Below are records. Copy every line with "believe" in it.

---------------

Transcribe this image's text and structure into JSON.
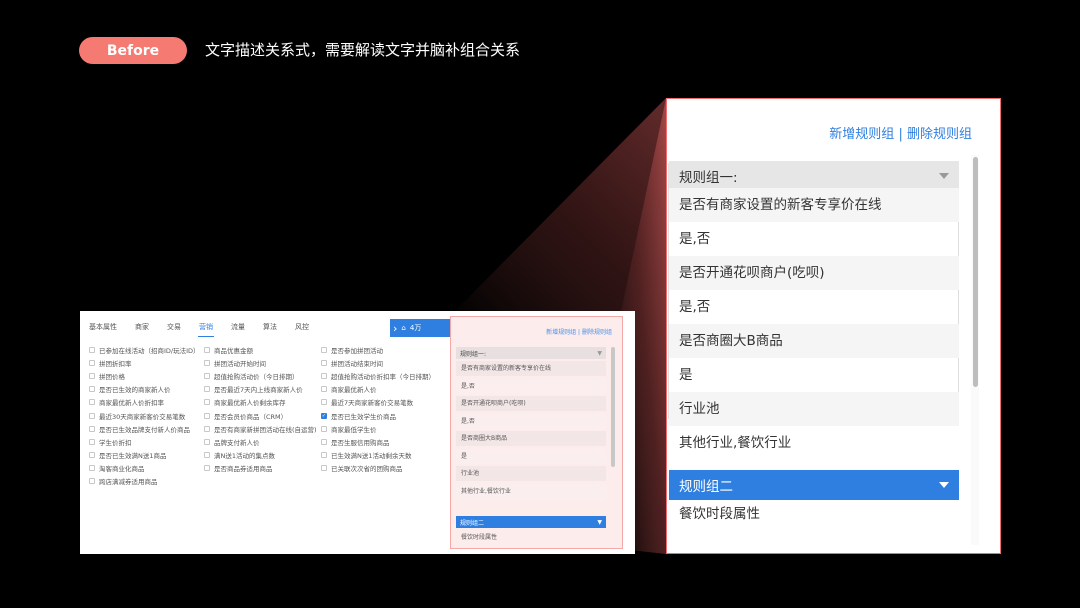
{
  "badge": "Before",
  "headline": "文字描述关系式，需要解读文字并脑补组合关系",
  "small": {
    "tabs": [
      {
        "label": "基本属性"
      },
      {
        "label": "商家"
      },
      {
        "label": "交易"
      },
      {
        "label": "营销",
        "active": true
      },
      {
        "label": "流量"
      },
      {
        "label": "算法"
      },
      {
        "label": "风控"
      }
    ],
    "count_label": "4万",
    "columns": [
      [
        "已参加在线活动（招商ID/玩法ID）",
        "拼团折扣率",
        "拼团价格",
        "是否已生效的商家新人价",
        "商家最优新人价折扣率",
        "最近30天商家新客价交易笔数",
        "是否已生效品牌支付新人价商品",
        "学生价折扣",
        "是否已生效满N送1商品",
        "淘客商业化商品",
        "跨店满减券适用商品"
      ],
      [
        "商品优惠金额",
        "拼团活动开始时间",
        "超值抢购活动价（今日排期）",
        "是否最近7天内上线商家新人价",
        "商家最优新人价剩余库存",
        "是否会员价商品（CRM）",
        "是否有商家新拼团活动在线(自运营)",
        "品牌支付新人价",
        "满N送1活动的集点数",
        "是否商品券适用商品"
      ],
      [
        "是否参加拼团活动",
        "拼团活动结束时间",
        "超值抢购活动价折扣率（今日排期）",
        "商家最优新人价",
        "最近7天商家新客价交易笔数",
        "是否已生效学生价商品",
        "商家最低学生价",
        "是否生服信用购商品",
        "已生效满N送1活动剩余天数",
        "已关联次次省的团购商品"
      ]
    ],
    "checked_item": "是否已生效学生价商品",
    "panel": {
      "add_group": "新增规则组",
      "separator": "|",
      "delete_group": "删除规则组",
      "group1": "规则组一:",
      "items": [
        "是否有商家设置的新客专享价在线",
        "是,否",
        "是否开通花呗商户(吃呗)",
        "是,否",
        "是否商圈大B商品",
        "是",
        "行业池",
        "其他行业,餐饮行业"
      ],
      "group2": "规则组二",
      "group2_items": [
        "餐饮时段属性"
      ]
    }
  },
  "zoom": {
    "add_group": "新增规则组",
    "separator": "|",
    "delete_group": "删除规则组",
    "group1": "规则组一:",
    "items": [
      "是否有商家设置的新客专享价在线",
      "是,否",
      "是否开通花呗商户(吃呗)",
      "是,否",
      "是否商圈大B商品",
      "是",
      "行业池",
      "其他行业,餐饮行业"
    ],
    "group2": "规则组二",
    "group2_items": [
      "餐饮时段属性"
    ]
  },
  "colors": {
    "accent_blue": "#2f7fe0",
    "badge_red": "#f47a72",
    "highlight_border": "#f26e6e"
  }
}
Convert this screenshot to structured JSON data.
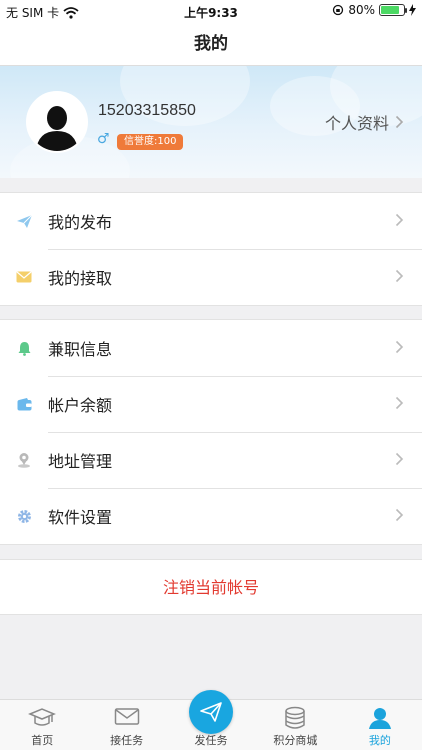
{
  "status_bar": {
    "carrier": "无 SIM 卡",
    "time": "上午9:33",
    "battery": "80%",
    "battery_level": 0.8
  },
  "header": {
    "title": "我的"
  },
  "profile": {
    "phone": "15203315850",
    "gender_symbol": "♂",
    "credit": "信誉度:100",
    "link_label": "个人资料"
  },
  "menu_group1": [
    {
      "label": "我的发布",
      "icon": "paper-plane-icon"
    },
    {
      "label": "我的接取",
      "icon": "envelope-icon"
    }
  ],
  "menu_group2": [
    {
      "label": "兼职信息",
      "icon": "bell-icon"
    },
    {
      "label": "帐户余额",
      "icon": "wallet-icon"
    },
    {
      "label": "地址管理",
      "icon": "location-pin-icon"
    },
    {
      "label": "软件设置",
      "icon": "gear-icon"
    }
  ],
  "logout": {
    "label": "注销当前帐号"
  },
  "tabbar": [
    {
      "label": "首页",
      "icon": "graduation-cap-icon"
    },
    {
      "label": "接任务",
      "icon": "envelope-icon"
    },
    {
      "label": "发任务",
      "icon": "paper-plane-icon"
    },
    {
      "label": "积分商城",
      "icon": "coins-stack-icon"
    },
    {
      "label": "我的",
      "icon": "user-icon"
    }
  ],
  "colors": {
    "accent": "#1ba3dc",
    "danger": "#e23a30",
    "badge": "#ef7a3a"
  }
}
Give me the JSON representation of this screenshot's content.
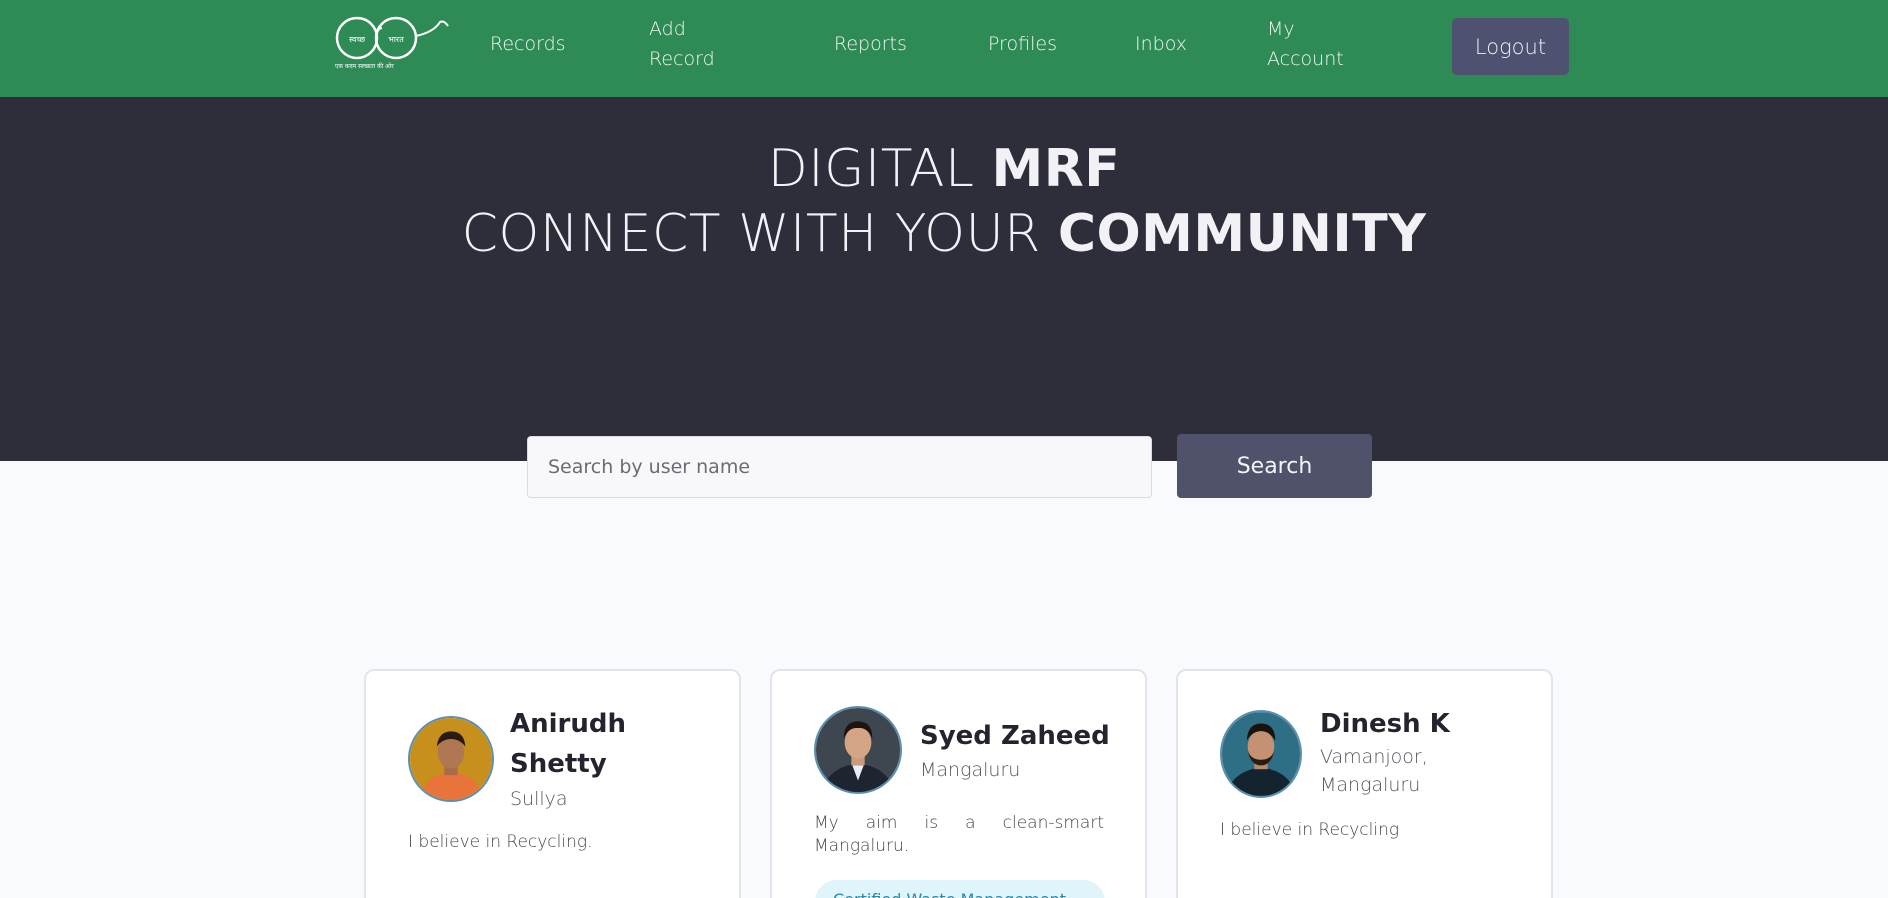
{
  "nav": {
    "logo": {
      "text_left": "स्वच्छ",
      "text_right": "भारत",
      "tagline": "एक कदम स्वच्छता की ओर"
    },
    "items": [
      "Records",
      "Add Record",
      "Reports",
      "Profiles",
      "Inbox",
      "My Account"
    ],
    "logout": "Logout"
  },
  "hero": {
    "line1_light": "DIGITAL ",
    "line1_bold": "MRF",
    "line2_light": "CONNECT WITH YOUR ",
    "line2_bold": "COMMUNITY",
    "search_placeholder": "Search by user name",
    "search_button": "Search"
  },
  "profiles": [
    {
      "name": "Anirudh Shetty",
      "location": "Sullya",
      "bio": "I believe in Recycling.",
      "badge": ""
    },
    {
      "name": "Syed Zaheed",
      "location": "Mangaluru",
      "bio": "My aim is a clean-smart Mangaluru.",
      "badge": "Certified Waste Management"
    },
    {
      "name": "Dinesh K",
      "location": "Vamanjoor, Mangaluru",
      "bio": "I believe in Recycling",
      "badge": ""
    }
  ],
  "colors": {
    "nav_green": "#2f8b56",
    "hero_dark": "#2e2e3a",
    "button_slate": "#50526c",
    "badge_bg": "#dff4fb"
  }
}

---------------

● **Solution to the problem**
      "bio": "I believe in Recycling.",
      "bio": "I believe in Recycling",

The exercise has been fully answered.